Drop all pictures and repeat exactly the lines from the line holding "Read all visible text" through the end of the records.
•••
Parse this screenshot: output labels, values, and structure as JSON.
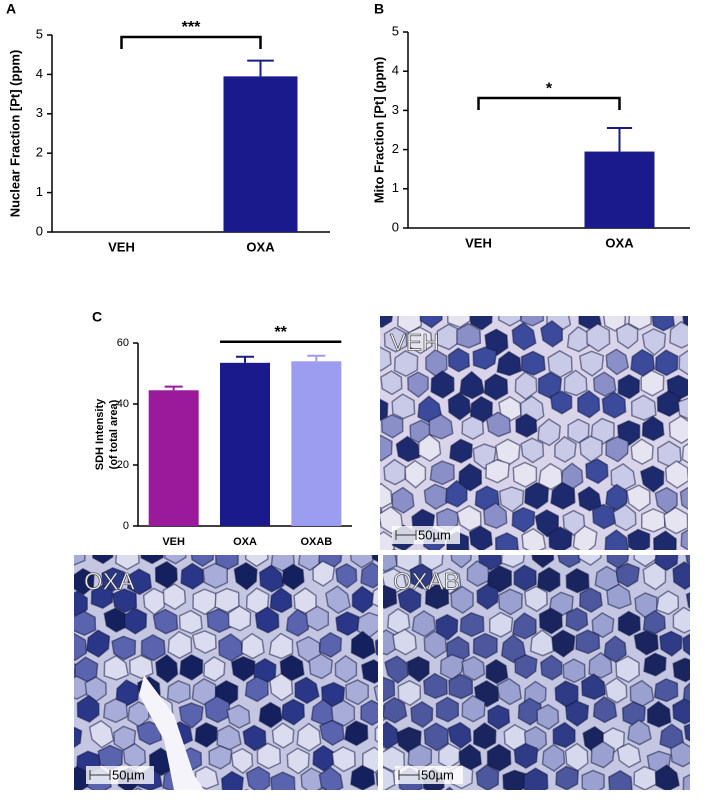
{
  "chart_data": [
    {
      "type": "bar",
      "panel": "A",
      "ylabel": "Nuclear Fraction [Pt] (ppm)",
      "categories": [
        "VEH",
        "OXA"
      ],
      "values": [
        0,
        3.95
      ],
      "errors": [
        null,
        0.4
      ],
      "colors": [
        "#1a1a8c",
        "#1a1a8c"
      ],
      "ylim": [
        0,
        5
      ],
      "yticks": [
        0,
        1,
        2,
        3,
        4,
        5
      ],
      "significance": "***"
    },
    {
      "type": "bar",
      "panel": "B",
      "ylabel": "Mito Fraction [Pt] (ppm)",
      "categories": [
        "VEH",
        "OXA"
      ],
      "values": [
        0,
        1.95
      ],
      "errors": [
        null,
        0.6
      ],
      "colors": [
        "#1a1a8c",
        "#1a1a8c"
      ],
      "ylim": [
        0,
        5
      ],
      "yticks": [
        0,
        1,
        2,
        3,
        4,
        5
      ],
      "significance": "*"
    },
    {
      "type": "bar",
      "panel": "C",
      "ylabel": [
        "SDH Intensity",
        "(of total area)"
      ],
      "categories": [
        "VEH",
        "OXA",
        "OXAB"
      ],
      "values": [
        44.5,
        53.5,
        54
      ],
      "errors": [
        1.2,
        2,
        1.8
      ],
      "colors": [
        "#9b1a9b",
        "#1a1a8c",
        "#9c9cf0"
      ],
      "ylim": [
        0,
        60
      ],
      "yticks": [
        0,
        20,
        40,
        60
      ],
      "significance": "**"
    }
  ],
  "images": [
    {
      "label": "VEH",
      "scale_bar": "50µm"
    },
    {
      "label": "OXA",
      "scale_bar": "50µm"
    },
    {
      "label": "OXAB",
      "scale_bar": "50µm"
    }
  ]
}
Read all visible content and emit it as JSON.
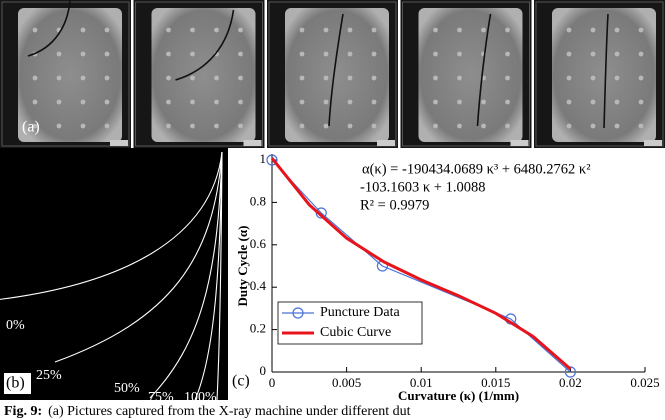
{
  "panel_a": {
    "label": "(a)"
  },
  "panel_b": {
    "label": "(b)",
    "curve_labels": [
      "0%",
      "25%",
      "50%",
      "75%",
      "100%"
    ]
  },
  "chart_data": {
    "type": "line",
    "panel_label": "(c)",
    "xlabel": "Curvature (κ) (1/mm)",
    "ylabel": "Duty Cycle (α)",
    "annotations": [
      "α(κ) = -190434.0689 κ³ + 6480.2762 κ²",
      "-103.1603 κ + 1.0088",
      "R² = 0.9979"
    ],
    "xlim": [
      0,
      0.025
    ],
    "xticks": [
      0,
      0.005,
      0.01,
      0.015,
      0.02,
      0.025
    ],
    "ylim": [
      0,
      1
    ],
    "yticks": [
      0,
      0.2,
      0.4,
      0.6,
      0.8,
      1
    ],
    "legend": "lower left",
    "series": [
      {
        "name": "Puncture Data",
        "color": "#4a72d8",
        "marker": "circle",
        "x": [
          0,
          0.0033,
          0.0074,
          0.016,
          0.02
        ],
        "values": [
          1,
          0.75,
          0.5,
          0.25,
          0
        ]
      },
      {
        "name": "Cubic Curve",
        "color": "#e8141c",
        "x": [
          0,
          0.0025,
          0.005,
          0.0075,
          0.01,
          0.0125,
          0.015,
          0.0175,
          0.02
        ],
        "values": [
          1.0088,
          0.7884,
          0.6312,
          0.5193,
          0.4348,
          0.3599,
          0.2768,
          0.1675,
          0.0142
        ]
      }
    ]
  },
  "caption": {
    "label": "Fig. 9:",
    "text": "(a) Pictures captured from the X-ray machine under different dut"
  }
}
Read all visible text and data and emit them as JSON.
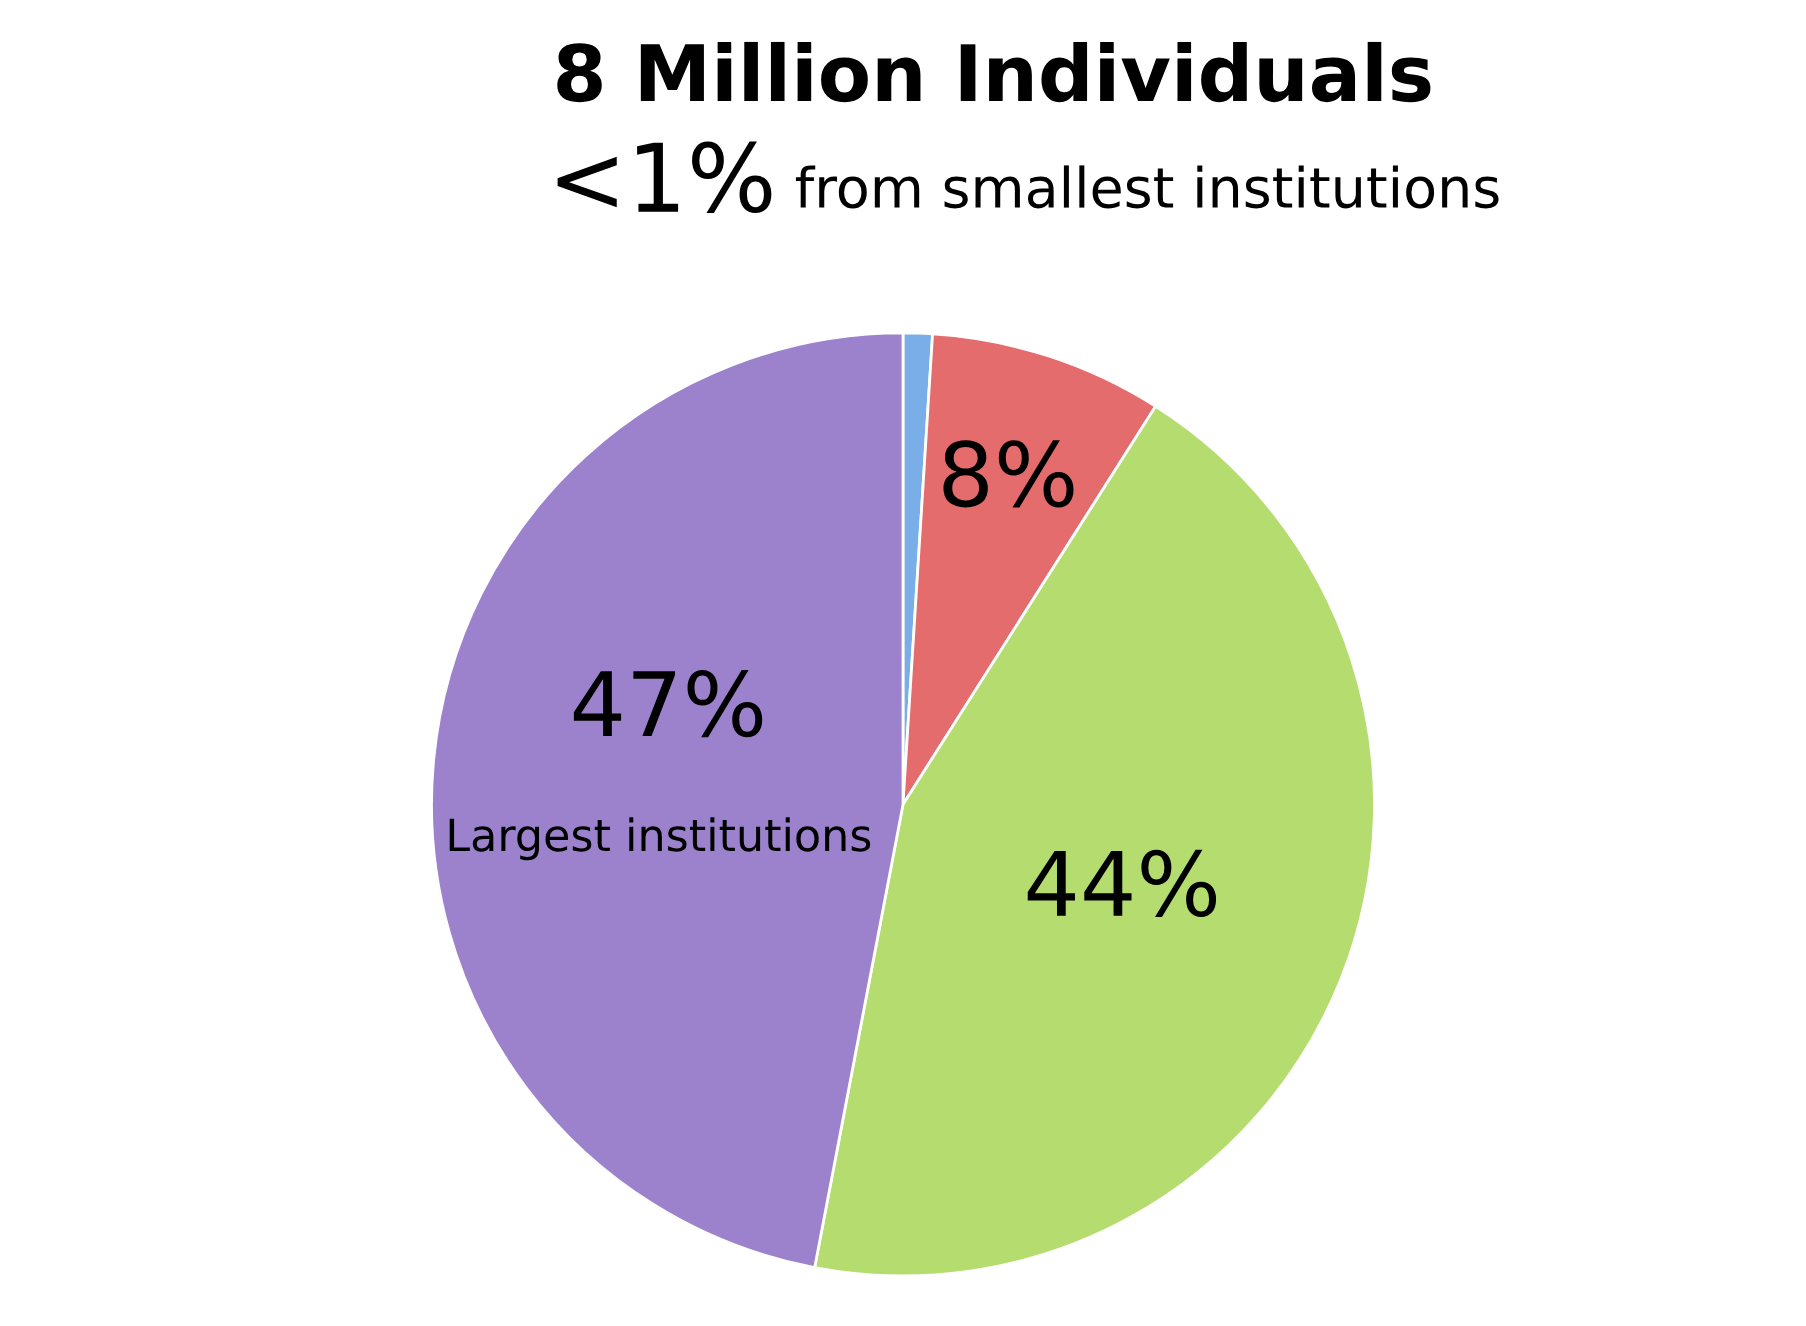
{
  "chart_data": {
    "type": "pie",
    "title": "8 Million Individuals",
    "categories": [
      "from smallest institutions",
      null,
      null,
      "Largest institutions"
    ],
    "values": [
      1,
      8,
      44,
      47
    ],
    "value_labels": [
      "<1%",
      "8%",
      "44%",
      "47%"
    ],
    "colors": [
      "#7aaee8",
      "#e46c6c",
      "#b4dc6e",
      "#9c82cc"
    ],
    "legend": false
  }
}
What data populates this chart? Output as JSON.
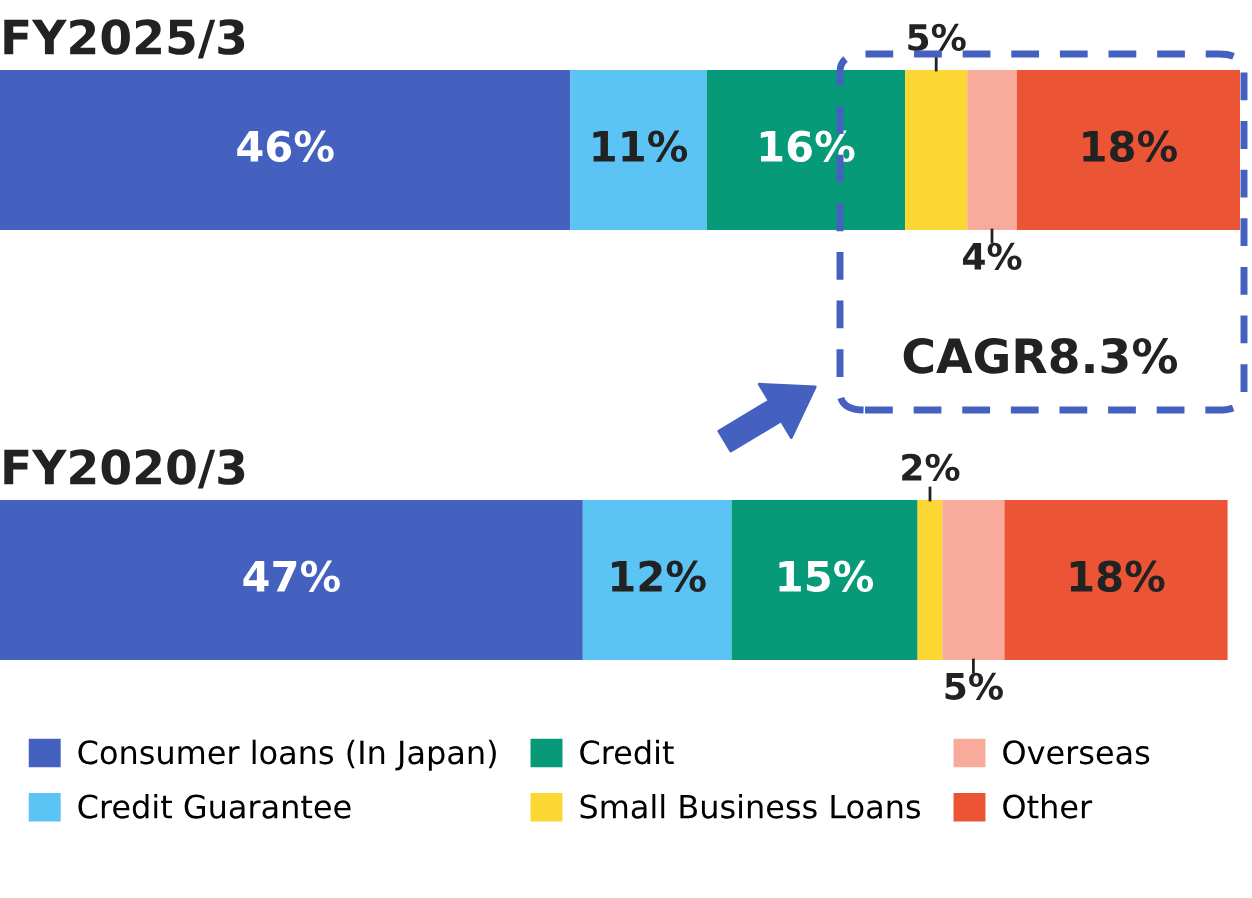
•••
• **Solution below**
Read all visible text and data and emit them as JSON.
{
  "chart_data": {
    "type": "pie",
    "title": "8 Million Individuals",
    "categories": [
      "from smallest institutions",
      null,
      null,
      "Largest institutions"
    ],
    "values": [
      1,
      8,
      44,
      47
    ],
    "value_labels": [
      "<1%",
      "8%",
      "44%",
      "47%"
    ],
    "colors": [
      "#7aaee8",
      "#e46c6c",
      "#b4dc6e",
      "#9c82cc"
    ],
    "legend": false
  }
}
What data populates this chart? Output as JSON.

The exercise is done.